• Stored entries:
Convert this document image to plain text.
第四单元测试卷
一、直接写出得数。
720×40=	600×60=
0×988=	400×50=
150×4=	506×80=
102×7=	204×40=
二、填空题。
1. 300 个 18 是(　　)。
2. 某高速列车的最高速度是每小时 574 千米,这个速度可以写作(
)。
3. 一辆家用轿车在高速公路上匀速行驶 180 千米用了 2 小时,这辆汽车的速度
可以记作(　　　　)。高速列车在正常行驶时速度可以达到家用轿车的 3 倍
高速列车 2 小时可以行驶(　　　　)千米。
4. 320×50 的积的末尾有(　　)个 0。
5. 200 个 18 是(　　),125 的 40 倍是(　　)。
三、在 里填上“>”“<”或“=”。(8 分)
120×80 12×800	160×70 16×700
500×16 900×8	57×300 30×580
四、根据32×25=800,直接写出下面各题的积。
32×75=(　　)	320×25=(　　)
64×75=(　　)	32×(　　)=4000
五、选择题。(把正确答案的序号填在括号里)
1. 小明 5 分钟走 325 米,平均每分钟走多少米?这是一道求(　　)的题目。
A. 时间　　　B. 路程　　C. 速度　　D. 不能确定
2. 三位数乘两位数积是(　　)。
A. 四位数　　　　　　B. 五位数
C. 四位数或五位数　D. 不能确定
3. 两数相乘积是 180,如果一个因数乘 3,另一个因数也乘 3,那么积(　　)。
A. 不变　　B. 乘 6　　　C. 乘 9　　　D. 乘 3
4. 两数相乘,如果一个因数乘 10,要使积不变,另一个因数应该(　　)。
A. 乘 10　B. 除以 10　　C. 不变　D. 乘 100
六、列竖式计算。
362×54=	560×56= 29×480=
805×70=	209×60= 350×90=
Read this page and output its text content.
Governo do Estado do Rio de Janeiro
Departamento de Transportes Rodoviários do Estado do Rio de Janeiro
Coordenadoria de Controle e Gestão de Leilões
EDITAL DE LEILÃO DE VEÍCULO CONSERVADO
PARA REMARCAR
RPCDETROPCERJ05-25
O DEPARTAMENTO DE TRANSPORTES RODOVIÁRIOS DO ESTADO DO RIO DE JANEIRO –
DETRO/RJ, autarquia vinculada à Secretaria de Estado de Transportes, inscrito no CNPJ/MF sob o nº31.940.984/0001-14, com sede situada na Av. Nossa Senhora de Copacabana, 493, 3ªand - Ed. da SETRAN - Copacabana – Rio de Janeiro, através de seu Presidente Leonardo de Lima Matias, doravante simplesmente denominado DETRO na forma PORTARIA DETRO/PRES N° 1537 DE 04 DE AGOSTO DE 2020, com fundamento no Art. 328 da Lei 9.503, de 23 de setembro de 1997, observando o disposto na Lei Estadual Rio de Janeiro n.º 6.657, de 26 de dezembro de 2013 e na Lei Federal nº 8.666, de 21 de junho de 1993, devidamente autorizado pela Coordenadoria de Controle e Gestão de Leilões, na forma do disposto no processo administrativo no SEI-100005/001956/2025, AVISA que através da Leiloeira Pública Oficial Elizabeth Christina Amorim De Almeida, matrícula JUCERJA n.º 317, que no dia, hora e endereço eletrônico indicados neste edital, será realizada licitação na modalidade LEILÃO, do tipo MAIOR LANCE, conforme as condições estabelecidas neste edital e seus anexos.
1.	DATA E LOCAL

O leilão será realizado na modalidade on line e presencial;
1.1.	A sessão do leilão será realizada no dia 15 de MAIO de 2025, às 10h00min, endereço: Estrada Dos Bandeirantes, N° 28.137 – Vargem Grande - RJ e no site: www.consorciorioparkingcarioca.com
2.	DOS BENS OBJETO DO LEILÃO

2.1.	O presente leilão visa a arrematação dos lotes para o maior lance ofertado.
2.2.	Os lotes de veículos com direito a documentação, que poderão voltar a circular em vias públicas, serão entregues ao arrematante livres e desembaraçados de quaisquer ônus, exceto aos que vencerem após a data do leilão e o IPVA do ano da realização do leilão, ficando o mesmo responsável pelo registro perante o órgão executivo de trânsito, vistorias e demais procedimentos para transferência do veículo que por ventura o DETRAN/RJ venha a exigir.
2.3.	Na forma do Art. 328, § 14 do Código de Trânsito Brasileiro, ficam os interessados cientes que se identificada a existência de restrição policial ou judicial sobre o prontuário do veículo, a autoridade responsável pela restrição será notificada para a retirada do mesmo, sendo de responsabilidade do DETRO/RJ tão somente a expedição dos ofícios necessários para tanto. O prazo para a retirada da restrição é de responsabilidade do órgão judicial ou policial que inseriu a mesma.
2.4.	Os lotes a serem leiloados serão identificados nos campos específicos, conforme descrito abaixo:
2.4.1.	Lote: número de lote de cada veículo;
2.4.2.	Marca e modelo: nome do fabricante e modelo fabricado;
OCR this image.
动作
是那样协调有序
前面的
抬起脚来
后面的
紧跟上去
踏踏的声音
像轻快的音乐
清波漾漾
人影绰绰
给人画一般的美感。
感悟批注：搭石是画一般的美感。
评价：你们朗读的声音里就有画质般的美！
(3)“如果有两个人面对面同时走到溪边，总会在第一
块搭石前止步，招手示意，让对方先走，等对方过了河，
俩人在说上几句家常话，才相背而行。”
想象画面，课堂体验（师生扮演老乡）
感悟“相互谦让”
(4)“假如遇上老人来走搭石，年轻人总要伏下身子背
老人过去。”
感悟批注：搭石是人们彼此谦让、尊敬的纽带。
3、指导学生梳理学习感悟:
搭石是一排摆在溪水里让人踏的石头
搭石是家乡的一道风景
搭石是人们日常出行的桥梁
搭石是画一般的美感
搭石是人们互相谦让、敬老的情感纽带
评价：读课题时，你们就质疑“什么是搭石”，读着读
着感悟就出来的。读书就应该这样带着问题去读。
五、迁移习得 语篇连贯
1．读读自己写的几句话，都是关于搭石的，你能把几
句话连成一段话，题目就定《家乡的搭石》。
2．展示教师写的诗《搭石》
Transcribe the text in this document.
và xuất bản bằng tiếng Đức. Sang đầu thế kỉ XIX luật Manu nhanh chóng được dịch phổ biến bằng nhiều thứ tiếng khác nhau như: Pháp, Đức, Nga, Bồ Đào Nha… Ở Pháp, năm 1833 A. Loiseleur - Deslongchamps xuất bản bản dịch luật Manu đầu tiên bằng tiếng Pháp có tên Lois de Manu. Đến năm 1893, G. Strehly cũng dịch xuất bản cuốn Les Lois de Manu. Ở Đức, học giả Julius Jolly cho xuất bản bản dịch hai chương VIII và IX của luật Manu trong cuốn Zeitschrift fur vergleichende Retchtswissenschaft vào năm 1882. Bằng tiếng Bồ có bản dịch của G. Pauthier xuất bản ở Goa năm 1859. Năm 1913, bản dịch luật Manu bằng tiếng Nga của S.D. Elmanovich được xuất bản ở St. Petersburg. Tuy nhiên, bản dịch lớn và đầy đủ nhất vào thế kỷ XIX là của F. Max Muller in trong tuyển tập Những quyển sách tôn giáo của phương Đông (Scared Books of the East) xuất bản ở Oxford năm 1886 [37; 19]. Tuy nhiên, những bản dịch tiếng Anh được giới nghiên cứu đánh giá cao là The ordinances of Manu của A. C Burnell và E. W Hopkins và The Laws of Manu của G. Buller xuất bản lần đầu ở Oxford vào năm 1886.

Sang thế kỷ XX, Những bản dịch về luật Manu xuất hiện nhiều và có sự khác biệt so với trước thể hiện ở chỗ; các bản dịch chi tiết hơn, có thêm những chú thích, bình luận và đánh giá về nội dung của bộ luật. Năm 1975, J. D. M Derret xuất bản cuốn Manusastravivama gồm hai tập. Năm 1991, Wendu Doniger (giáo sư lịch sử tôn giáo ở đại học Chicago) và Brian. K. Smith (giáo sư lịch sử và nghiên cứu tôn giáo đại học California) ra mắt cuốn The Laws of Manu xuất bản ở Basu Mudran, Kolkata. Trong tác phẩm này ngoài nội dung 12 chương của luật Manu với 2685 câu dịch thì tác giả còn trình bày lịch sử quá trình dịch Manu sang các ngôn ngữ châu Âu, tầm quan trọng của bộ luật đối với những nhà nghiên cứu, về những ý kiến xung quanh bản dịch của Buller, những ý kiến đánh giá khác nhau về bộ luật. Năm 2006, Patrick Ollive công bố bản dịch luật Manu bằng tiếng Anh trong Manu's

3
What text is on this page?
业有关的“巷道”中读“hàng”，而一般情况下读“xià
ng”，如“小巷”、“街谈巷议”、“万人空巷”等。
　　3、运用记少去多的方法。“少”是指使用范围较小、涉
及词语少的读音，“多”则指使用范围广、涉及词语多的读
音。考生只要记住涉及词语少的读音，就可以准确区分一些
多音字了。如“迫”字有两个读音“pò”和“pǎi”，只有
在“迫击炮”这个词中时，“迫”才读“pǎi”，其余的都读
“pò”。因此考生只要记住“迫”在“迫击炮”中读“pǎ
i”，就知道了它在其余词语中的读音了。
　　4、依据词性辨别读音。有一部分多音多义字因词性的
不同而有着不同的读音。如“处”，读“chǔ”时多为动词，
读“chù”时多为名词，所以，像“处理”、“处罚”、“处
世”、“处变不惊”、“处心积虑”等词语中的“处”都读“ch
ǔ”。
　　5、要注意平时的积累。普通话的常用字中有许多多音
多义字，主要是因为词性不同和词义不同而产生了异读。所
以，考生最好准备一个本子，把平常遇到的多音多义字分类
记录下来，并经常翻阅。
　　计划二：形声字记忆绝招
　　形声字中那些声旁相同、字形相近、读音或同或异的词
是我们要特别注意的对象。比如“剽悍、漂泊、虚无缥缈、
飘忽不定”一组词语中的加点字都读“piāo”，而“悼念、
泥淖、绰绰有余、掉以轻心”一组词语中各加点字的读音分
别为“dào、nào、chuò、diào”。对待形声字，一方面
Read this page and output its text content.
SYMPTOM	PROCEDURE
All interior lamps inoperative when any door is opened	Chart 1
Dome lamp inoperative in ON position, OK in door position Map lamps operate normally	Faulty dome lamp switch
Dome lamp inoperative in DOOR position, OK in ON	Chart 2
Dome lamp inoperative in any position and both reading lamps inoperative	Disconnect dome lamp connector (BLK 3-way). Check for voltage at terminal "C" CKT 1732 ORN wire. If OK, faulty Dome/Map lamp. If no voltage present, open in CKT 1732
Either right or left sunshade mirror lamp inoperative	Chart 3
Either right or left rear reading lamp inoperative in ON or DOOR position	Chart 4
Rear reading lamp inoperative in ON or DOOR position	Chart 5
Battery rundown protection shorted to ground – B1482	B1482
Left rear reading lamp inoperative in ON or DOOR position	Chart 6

• What needs to be done: Copy all lines from the data that hold the word "Either".

• The result:
Either right or left sunshade mirror lamp inoperative	Chart 3
Either right or left rear reading lamp inoperative in ON or DOOR position	Chart 4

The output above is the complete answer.